*Do this:*
Return only the number of lines that hold "investment".
---------- Entries ----------
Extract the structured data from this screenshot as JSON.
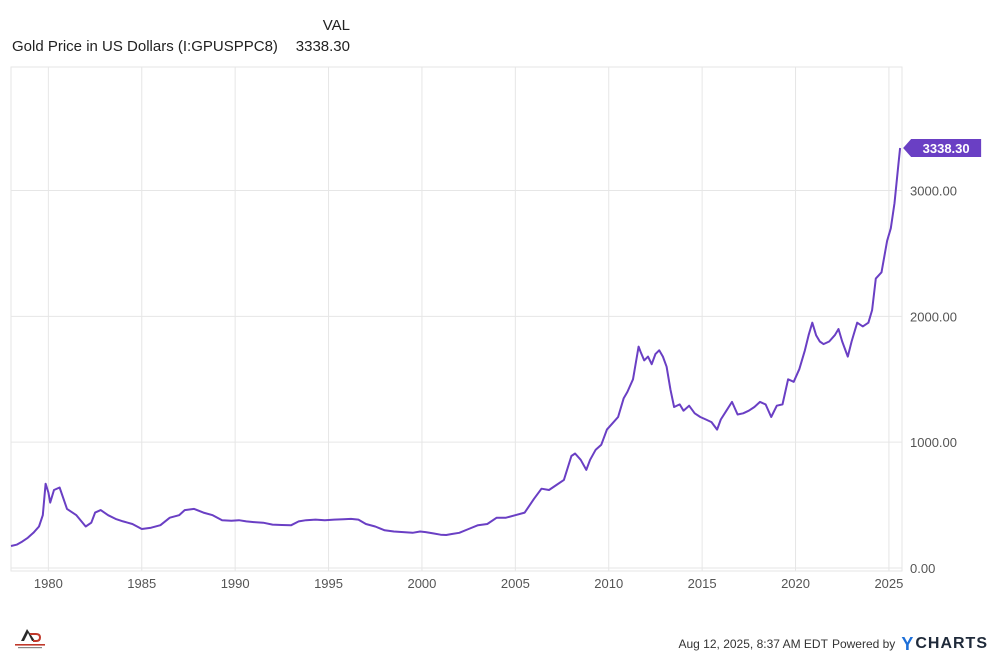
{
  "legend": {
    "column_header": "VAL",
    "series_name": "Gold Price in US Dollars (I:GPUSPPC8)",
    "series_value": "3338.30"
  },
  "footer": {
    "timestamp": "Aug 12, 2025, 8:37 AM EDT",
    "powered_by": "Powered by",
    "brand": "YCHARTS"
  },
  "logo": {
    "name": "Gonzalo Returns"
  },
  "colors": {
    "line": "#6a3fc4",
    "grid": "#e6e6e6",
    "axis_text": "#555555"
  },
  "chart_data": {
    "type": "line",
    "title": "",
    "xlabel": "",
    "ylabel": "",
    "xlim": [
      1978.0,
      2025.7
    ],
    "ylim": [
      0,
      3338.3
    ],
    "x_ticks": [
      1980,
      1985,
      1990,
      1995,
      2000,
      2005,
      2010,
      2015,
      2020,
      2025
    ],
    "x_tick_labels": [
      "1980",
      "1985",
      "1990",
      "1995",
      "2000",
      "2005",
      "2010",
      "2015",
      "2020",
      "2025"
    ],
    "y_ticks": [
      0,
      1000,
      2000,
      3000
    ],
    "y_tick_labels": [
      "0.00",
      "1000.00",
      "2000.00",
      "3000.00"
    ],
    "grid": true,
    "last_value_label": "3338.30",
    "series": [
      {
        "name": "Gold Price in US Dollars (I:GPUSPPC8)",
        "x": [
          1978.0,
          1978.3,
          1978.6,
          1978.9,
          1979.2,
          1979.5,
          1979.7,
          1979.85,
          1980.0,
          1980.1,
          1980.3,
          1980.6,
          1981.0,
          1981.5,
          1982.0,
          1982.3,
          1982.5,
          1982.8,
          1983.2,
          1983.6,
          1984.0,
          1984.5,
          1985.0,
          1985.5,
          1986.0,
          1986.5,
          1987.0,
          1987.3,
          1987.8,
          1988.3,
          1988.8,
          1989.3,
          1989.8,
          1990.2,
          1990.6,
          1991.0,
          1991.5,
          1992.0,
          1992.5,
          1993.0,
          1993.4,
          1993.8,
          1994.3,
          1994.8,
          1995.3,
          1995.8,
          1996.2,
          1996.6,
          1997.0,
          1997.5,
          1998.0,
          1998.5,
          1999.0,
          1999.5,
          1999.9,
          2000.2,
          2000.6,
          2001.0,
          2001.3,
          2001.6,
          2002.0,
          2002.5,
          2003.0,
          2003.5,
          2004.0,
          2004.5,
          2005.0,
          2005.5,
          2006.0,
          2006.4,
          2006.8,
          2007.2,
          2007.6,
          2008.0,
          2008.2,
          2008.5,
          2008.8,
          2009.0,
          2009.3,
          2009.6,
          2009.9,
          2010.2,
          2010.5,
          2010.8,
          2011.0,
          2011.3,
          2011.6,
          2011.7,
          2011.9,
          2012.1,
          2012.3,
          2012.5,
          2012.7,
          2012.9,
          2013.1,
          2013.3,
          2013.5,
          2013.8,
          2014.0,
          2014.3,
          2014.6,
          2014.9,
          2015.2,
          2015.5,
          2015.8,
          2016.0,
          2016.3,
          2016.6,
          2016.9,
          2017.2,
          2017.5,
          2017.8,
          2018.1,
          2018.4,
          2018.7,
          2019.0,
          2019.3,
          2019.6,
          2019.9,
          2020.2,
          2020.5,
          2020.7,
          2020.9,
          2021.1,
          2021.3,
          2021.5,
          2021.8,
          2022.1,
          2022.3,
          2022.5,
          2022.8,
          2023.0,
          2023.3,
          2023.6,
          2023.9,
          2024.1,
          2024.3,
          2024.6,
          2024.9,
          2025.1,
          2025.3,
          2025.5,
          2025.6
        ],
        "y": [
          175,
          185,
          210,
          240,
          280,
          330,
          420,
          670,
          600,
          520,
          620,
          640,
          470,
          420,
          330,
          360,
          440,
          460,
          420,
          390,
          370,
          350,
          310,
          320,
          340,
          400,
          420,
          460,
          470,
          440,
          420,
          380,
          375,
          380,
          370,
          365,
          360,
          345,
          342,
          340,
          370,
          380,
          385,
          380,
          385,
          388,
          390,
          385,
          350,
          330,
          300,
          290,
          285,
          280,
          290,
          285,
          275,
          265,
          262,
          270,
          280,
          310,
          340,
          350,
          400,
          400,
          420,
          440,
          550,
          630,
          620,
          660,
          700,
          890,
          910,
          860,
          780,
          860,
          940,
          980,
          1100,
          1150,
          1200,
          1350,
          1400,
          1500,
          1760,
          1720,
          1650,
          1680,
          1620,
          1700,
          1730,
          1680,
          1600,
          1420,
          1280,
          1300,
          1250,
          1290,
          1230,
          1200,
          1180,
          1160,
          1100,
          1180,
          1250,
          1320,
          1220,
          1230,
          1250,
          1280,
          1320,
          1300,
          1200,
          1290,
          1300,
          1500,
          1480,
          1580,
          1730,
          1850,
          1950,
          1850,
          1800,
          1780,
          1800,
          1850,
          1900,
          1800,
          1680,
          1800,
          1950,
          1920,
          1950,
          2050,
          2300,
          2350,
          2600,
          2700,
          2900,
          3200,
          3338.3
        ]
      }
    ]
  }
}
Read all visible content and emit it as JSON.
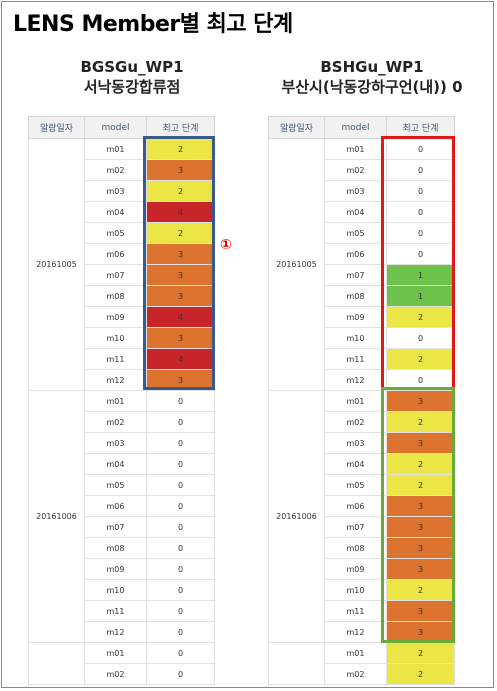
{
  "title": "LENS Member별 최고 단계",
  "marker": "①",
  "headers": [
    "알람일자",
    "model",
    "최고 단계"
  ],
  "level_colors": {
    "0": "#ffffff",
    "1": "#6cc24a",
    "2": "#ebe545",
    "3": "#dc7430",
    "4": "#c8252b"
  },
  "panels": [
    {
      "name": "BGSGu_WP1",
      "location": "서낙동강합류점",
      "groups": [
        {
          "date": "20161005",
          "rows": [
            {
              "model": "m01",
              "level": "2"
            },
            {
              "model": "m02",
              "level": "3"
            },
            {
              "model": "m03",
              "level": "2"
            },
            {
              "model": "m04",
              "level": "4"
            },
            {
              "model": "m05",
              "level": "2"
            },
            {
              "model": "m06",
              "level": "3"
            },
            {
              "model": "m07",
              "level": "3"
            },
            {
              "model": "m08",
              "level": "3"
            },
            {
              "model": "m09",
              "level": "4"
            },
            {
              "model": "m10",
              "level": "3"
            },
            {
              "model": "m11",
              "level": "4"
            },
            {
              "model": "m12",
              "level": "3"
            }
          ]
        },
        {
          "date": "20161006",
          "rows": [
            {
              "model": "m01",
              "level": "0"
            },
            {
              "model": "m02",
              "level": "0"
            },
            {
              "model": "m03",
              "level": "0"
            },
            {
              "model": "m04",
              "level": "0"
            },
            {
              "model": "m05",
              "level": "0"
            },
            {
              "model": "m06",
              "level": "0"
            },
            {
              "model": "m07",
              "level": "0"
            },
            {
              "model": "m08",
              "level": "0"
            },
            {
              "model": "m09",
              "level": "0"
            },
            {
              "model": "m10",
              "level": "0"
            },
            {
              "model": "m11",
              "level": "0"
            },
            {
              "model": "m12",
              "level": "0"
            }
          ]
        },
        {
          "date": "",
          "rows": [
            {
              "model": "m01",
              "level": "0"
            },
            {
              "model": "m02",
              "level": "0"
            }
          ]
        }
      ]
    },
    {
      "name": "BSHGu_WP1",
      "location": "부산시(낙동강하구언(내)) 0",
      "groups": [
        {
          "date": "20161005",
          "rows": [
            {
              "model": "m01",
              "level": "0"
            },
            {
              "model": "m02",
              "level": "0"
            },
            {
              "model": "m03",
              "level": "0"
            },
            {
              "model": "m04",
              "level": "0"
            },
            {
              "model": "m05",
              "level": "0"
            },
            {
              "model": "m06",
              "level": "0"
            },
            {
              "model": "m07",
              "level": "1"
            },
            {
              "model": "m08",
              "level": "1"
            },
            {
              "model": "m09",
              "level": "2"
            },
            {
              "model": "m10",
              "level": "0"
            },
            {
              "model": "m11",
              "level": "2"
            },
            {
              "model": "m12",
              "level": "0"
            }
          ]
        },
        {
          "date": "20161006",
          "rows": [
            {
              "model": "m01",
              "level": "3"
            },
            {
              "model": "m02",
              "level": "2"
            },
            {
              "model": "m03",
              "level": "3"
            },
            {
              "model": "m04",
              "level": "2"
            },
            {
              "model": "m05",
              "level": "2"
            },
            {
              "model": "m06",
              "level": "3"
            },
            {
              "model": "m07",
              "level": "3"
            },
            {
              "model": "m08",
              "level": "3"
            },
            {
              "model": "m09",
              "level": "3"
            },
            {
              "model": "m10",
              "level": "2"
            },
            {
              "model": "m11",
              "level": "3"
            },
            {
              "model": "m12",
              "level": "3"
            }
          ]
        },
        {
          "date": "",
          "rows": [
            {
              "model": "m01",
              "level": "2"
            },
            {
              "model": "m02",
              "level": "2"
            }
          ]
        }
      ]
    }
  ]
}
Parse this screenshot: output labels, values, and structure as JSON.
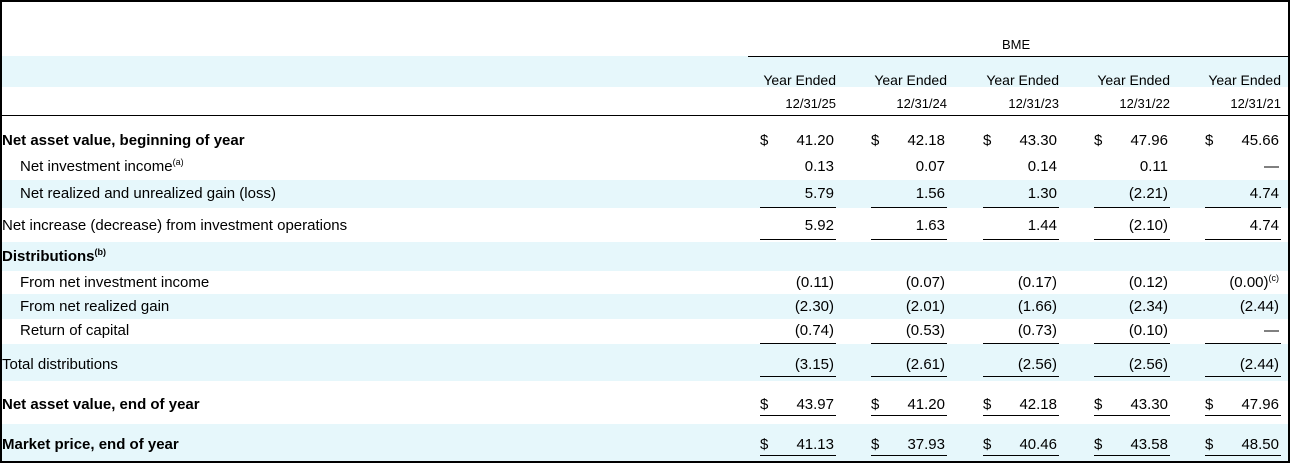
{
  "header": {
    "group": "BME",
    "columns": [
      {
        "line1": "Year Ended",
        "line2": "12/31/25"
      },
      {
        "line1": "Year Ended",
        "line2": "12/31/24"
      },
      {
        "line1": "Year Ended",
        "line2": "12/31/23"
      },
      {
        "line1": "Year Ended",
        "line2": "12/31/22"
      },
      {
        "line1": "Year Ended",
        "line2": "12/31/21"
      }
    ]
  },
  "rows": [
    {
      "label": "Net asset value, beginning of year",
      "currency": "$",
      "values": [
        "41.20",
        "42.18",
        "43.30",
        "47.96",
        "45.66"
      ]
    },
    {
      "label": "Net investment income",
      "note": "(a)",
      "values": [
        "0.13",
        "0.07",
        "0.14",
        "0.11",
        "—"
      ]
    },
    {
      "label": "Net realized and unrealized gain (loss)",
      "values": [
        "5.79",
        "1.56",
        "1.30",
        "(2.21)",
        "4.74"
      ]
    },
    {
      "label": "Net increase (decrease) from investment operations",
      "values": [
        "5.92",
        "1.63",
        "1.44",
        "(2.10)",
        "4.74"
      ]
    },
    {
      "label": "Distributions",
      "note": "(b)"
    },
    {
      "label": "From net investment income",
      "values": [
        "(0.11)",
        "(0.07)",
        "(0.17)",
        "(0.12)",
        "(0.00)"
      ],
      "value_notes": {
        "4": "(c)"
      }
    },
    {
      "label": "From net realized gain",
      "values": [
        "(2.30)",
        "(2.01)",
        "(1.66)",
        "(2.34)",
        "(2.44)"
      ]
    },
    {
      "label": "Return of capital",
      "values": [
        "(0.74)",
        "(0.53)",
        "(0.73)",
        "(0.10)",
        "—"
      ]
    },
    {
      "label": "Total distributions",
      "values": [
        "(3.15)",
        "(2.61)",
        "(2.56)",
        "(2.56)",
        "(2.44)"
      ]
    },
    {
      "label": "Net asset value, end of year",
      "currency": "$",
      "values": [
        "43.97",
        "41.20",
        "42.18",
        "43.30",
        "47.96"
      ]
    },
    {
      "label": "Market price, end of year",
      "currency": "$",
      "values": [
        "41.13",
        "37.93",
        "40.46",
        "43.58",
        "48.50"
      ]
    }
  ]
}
----------
*Exercise result:*
3